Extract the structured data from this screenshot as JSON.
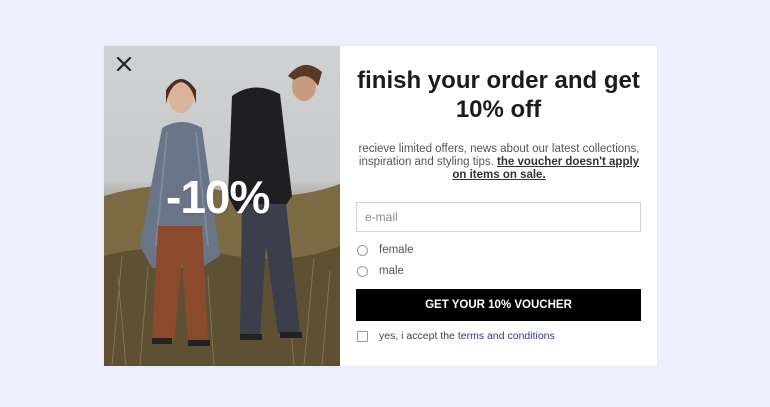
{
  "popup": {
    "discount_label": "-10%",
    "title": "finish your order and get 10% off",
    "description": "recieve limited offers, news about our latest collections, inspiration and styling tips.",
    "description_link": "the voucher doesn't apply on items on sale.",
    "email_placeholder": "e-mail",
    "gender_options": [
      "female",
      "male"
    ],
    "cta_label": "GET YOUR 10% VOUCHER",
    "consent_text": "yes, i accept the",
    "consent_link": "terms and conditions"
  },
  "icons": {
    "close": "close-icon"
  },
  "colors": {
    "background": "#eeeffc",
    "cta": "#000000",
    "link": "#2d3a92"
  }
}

§ STATED PROBLEM:
Copy the material exactly. Do not include the pictures.

§ EXERCISE SOLUTION:
Extract the structured data from this screenshot as JSON.
{
  "popup": {
    "discount_label": "-10%",
    "title": "finish your order and get 10% off",
    "description": "recieve limited offers, news about our latest collections, inspiration and styling tips.",
    "description_link": "the voucher doesn't apply on items on sale.",
    "email_placeholder": "e-mail",
    "gender_options": [
      "female",
      "male"
    ],
    "cta_label": "GET YOUR 10% VOUCHER",
    "consent_text": "yes, i accept the",
    "consent_link": "terms and conditions"
  },
  "icons": {
    "close": "close-icon"
  },
  "colors": {
    "background": "#eeeffc",
    "cta": "#000000",
    "link": "#2d3a92"
  }
}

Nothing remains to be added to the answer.